======== Information shown

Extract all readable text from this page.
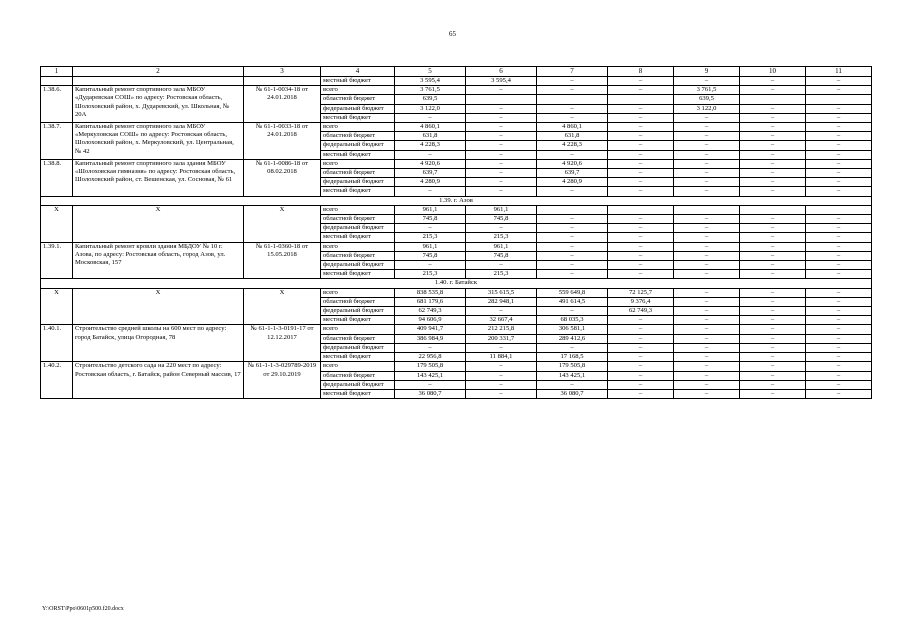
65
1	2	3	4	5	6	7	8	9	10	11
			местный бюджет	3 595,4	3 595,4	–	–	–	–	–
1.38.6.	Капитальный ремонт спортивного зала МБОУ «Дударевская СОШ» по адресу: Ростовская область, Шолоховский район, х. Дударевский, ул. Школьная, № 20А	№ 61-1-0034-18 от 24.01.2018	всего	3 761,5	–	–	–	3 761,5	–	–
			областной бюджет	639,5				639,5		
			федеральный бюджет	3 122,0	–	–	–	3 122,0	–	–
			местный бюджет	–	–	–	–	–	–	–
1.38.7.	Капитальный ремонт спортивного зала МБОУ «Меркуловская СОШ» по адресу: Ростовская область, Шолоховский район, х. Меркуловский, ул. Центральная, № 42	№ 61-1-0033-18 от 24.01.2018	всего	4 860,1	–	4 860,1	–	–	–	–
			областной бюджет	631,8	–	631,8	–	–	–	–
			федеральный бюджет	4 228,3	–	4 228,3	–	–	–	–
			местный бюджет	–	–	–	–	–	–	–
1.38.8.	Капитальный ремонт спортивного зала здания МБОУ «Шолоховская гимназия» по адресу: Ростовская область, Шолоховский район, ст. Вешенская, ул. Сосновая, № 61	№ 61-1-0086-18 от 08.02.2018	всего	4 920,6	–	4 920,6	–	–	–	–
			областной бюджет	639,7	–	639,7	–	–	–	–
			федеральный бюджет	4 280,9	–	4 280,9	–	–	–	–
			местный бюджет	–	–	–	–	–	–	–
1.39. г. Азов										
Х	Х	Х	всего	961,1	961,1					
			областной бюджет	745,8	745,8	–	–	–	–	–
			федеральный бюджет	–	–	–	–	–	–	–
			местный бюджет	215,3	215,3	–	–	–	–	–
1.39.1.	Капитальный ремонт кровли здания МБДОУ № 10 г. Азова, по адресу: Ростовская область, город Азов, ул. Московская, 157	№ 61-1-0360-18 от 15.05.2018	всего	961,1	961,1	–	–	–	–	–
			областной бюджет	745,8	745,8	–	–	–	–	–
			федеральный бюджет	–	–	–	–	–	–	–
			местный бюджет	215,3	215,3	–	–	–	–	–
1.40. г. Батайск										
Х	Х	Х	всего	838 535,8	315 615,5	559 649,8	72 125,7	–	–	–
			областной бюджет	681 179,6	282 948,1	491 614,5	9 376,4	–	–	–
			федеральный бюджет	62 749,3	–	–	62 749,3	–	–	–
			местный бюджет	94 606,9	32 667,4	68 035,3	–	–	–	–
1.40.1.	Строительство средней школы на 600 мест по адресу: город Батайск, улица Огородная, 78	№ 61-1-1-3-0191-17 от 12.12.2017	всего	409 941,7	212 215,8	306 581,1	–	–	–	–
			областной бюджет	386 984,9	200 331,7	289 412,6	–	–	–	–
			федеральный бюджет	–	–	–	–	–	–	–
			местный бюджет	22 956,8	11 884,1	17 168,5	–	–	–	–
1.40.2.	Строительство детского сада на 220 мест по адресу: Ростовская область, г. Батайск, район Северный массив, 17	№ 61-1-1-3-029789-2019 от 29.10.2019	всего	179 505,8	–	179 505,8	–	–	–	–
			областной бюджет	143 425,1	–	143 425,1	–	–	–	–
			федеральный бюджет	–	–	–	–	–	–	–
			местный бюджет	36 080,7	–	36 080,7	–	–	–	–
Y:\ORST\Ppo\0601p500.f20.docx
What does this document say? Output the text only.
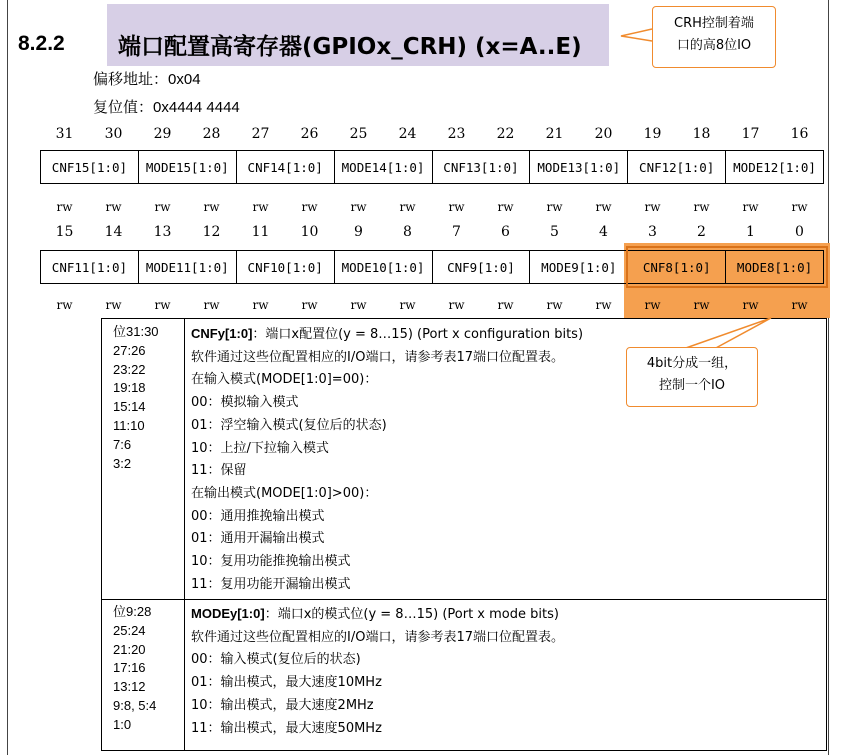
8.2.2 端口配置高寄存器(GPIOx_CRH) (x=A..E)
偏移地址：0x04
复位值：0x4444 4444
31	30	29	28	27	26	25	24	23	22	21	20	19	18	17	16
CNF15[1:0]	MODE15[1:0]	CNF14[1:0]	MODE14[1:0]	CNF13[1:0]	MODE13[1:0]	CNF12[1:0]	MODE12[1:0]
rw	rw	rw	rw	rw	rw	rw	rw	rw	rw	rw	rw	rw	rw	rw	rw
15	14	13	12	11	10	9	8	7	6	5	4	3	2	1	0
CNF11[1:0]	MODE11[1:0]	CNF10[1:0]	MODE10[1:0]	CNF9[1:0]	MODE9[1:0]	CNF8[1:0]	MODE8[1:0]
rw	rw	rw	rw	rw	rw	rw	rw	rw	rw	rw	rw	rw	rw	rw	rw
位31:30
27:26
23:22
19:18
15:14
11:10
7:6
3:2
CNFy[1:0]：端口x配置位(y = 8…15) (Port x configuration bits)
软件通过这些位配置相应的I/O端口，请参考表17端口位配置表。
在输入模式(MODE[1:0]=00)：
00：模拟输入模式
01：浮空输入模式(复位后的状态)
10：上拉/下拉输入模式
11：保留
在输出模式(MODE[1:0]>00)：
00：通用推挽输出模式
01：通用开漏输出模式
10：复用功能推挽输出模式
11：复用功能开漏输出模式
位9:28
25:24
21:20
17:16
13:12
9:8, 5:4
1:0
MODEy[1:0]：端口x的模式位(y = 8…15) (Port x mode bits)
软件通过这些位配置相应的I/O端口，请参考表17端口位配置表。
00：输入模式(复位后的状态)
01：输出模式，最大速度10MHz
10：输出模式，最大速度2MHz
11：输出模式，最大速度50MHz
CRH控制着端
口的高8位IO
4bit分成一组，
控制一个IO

================

**Exercise aim**: Identify each line in the records above that contains the word "Азов", and copy it out in full.

**Solution**:
1.39. г. Азов										
1.39.1.	Капитальный ремонт кровли здания МБДОУ № 10 г. Азова, по адресу: Ростовская область, город Азов, ул. Московская, 157	№ 61-1-0360-18 от 15.05.2018	всего	961,1	961,1	–	–	–	–	–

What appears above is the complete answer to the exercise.